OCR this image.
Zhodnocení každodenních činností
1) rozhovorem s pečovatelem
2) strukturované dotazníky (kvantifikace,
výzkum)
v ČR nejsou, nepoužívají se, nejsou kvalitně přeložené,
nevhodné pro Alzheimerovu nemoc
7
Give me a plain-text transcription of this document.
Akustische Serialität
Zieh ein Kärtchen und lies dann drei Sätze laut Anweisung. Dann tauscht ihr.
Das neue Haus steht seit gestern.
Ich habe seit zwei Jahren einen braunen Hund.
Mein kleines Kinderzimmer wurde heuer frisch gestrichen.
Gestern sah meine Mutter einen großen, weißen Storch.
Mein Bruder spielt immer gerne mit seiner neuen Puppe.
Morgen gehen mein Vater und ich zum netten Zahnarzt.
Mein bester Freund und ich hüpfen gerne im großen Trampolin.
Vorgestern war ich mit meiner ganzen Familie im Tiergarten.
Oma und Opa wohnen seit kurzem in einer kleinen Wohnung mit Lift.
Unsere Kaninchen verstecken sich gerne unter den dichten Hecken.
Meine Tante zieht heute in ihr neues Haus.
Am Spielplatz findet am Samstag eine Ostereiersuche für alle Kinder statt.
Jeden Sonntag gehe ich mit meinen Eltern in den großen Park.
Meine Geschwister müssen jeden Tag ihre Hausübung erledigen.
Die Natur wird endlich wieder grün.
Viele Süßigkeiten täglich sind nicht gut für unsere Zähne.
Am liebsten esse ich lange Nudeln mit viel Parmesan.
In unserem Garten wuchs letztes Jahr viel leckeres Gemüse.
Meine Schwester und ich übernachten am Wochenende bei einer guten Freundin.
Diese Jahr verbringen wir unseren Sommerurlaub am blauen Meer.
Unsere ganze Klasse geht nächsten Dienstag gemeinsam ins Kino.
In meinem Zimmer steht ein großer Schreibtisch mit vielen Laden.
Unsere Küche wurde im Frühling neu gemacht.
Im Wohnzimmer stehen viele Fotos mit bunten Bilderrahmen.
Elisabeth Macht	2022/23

·····

Work required
From the preceding material, extract every line exactly.

Solution
OCR this image.
Zhodnocení každodenních činností
1) rozhovorem s pečovatelem
2) strukturované dotazníky (kvantifikace,
výzkum)
v ČR nejsou, nepoužívají se, nejsou kvalitně přeložené,
nevhodné pro Alzheimerovu nemoc
7
Give me a plain-text transcription of this document.
Akustische Serialität
Zieh ein Kärtchen und lies dann drei Sätze laut Anweisung. Dann tauscht ihr.
Das neue Haus steht seit gestern.
Ich habe seit zwei Jahren einen braunen Hund.
Mein kleines Kinderzimmer wurde heuer frisch gestrichen.
Gestern sah meine Mutter einen großen, weißen Storch.
Mein Bruder spielt immer gerne mit seiner neuen Puppe.
Morgen gehen mein Vater und ich zum netten Zahnarzt.
Mein bester Freund und ich hüpfen gerne im großen Trampolin.
Vorgestern war ich mit meiner ganzen Familie im Tiergarten.
Oma und Opa wohnen seit kurzem in einer kleinen Wohnung mit Lift.
Unsere Kaninchen verstecken sich gerne unter den dichten Hecken.
Meine Tante zieht heute in ihr neues Haus.
Am Spielplatz findet am Samstag eine Ostereiersuche für alle Kinder statt.
Jeden Sonntag gehe ich mit meinen Eltern in den großen Park.
Meine Geschwister müssen jeden Tag ihre Hausübung erledigen.
Die Natur wird endlich wieder grün.
Viele Süßigkeiten täglich sind nicht gut für unsere Zähne.
Am liebsten esse ich lange Nudeln mit viel Parmesan.
In unserem Garten wuchs letztes Jahr viel leckeres Gemüse.
Meine Schwester und ich übernachten am Wochenende bei einer guten Freundin.
Diese Jahr verbringen wir unseren Sommerurlaub am blauen Meer.
Unsere ganze Klasse geht nächsten Dienstag gemeinsam ins Kino.
In meinem Zimmer steht ein großer Schreibtisch mit vielen Laden.
Unsere Küche wurde im Frühling neu gemacht.
Im Wohnzimmer stehen viele Fotos mit bunten Bilderrahmen.
Elisabeth Macht	2022/23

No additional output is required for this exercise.